## Entries supplied

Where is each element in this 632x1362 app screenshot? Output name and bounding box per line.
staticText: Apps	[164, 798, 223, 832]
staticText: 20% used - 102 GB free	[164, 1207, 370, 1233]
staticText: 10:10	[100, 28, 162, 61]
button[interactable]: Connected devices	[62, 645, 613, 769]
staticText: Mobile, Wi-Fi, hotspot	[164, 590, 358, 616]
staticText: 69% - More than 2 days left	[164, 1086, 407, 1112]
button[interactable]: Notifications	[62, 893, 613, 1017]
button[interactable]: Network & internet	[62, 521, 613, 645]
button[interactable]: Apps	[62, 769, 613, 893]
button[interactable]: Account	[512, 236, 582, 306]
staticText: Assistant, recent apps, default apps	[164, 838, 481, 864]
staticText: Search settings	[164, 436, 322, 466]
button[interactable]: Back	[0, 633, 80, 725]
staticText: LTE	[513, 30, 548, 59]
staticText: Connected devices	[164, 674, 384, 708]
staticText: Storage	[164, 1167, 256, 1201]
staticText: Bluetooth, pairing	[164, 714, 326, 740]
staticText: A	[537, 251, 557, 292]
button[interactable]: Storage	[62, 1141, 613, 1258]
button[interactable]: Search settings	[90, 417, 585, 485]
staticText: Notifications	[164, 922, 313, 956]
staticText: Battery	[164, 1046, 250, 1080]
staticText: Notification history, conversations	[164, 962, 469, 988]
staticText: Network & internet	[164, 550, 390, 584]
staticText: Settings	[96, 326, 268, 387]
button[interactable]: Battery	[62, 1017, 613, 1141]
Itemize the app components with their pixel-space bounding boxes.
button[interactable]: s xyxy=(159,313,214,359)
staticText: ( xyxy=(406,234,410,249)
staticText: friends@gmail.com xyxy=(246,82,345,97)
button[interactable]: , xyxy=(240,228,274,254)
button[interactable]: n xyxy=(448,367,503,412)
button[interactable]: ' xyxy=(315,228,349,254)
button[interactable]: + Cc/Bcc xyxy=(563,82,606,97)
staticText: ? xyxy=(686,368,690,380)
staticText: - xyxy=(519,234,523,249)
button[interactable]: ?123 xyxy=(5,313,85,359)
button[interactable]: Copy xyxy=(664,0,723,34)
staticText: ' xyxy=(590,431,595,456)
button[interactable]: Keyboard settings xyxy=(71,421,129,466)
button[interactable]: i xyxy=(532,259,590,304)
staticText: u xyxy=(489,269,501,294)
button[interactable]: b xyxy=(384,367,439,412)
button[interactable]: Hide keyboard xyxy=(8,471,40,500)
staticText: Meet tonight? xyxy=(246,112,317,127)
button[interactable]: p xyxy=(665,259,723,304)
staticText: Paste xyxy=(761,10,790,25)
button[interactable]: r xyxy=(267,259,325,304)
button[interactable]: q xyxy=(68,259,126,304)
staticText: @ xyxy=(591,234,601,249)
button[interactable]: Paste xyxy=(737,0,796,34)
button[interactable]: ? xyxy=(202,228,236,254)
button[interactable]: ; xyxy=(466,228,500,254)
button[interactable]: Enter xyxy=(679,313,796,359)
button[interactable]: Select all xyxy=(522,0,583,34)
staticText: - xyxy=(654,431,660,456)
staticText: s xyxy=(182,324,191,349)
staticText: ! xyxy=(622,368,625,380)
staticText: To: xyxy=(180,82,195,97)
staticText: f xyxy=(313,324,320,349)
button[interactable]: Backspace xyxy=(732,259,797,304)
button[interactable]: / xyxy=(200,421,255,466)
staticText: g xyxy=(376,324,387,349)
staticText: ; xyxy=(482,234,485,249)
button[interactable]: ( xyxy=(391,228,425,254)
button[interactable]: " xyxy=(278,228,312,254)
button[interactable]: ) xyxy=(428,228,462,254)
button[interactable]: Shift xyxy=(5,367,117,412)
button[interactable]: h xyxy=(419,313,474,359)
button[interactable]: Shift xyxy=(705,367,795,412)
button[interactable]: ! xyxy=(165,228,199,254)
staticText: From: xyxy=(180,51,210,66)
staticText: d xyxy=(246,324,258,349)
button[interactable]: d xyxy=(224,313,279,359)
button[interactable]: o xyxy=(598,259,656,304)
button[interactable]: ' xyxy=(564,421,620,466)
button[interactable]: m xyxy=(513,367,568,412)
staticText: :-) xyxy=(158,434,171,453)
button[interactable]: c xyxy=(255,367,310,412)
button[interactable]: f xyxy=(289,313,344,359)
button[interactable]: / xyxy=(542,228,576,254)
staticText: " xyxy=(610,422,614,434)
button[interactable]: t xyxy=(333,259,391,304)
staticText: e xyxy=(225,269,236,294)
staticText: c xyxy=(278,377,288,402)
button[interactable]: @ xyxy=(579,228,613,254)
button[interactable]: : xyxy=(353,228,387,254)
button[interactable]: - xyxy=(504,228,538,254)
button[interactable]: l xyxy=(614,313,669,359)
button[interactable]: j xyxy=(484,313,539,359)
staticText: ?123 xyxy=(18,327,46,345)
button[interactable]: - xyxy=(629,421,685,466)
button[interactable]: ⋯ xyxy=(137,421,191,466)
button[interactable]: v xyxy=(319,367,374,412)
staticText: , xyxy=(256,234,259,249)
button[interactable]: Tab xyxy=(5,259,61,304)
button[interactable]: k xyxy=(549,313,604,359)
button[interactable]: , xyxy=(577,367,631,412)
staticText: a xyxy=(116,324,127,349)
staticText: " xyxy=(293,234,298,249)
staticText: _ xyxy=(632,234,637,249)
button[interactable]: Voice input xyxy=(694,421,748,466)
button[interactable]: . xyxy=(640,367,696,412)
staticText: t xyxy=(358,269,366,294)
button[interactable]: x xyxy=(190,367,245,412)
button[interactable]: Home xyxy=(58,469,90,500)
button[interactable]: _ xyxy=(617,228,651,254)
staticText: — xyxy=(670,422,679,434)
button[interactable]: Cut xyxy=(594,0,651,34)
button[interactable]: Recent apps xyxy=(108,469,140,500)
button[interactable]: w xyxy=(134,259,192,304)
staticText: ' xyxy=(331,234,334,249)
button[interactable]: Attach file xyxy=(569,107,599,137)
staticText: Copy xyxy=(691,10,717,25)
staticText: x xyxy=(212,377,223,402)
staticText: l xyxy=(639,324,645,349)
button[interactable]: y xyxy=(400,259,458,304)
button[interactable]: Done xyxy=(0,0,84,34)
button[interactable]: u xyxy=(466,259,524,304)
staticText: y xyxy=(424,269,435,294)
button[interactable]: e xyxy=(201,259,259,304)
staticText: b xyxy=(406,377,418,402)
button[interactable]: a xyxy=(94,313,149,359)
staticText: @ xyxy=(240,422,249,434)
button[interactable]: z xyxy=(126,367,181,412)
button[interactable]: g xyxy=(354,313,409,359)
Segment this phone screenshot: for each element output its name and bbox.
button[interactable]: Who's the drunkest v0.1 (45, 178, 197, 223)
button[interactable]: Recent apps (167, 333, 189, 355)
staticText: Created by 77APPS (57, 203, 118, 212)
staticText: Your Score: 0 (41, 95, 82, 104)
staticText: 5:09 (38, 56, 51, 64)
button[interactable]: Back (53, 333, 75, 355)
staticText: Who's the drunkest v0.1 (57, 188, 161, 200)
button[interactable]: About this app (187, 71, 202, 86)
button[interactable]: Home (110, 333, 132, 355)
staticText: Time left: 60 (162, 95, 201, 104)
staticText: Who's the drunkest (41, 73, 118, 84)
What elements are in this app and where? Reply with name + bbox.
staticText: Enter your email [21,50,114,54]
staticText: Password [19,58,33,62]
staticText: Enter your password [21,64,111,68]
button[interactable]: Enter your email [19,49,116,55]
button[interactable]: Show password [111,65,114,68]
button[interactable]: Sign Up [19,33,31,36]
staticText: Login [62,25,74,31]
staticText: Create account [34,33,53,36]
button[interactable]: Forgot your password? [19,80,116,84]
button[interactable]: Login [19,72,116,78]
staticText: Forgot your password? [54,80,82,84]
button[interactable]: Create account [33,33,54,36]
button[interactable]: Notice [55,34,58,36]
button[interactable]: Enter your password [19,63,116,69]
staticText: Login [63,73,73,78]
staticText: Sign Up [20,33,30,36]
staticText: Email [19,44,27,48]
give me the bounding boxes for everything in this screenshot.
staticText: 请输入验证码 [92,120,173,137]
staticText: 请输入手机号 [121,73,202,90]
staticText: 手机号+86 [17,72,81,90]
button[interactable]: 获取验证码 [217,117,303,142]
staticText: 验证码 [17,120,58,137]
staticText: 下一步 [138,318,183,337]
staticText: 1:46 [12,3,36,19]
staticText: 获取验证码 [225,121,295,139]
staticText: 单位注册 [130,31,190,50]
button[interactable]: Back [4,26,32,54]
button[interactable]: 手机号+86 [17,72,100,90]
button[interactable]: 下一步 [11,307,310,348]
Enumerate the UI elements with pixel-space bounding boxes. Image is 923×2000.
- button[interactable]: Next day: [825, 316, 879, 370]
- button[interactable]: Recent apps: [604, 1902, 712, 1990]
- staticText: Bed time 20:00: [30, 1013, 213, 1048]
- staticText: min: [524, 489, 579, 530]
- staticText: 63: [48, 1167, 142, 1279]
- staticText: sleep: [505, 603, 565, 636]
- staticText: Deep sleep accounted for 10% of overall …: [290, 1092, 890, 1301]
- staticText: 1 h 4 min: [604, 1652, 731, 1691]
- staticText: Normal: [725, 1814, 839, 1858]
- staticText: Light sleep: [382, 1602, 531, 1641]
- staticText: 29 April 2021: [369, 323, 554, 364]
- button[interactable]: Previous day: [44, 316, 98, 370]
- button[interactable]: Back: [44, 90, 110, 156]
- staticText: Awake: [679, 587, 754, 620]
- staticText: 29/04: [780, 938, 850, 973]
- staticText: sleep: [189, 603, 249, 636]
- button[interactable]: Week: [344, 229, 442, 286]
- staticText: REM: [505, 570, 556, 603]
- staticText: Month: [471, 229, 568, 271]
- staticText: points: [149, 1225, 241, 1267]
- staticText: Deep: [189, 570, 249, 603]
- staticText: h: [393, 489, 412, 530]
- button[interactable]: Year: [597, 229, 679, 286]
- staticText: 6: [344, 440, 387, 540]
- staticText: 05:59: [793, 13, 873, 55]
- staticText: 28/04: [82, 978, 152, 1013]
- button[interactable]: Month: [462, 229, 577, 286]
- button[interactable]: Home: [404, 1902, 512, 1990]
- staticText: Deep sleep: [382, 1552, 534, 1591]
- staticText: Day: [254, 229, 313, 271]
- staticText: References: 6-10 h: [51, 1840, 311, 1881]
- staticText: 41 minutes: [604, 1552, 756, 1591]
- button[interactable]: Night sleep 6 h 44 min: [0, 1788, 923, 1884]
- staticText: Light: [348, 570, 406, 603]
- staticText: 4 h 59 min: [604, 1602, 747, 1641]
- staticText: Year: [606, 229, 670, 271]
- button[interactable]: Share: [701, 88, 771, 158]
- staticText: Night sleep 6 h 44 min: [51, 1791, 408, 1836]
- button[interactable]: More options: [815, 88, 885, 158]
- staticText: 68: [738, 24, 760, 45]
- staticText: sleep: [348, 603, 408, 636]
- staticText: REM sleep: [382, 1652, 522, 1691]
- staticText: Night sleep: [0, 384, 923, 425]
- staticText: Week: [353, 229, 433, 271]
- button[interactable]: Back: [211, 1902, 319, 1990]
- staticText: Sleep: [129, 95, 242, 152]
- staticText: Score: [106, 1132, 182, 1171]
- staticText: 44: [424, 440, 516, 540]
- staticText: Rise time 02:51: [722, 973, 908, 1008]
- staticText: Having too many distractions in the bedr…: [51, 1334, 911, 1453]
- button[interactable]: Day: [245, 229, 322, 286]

## Stated task
Could you reproduce the records word for word, starting at their very first line and stopping after the line that contains "893, 613, 1017]"?

## Exercise result
Where is each element in this 632x1362 app screenshot? Output name and bounding box per line.
staticText: Apps	[164, 798, 223, 832]
staticText: 20% used - 102 GB free	[164, 1207, 370, 1233]
staticText: 10:10	[100, 28, 162, 61]
button[interactable]: Connected devices	[62, 645, 613, 769]
staticText: Mobile, Wi-Fi, hotspot	[164, 590, 358, 616]
staticText: 69% - More than 2 days left	[164, 1086, 407, 1112]
button[interactable]: Notifications	[62, 893, 613, 1017]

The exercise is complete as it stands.